*SET TASK:* Read through the data and report every line in which the word "color" occurs.

*RECORDS SUPPLIED:*
*-*-*

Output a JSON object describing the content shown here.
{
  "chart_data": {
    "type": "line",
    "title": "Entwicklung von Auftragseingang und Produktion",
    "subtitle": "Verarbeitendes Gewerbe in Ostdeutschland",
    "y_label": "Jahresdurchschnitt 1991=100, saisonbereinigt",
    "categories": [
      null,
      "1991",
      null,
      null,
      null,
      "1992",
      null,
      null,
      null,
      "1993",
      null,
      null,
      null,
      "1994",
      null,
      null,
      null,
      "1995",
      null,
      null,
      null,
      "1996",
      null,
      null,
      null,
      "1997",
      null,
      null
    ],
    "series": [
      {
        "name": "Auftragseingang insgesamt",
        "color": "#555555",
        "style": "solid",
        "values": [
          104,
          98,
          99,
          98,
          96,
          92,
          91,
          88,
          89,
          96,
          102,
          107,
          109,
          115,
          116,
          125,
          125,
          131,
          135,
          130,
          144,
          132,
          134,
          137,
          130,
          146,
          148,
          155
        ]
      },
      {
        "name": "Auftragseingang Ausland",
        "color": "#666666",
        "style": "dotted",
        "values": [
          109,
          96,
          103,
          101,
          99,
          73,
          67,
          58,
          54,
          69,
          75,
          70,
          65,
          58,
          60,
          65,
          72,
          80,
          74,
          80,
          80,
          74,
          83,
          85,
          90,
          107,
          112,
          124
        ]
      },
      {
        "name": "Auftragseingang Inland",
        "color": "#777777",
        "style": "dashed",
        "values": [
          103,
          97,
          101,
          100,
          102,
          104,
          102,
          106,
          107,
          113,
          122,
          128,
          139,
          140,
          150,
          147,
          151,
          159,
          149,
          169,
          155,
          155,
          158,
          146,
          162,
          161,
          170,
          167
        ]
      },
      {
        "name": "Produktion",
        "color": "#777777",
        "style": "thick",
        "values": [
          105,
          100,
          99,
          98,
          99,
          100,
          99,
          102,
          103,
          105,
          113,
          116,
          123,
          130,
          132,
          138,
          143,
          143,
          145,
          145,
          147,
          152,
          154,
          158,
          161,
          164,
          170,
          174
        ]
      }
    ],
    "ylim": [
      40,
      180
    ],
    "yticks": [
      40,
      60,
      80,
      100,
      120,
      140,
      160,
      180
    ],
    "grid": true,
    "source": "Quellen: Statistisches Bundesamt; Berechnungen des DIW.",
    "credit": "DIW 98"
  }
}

*-*-*

*WRITTEN RESPONSE:*
        "color": "#555555",
        "color": "#666666",
        "color": "#777777",
        "color": "#777777",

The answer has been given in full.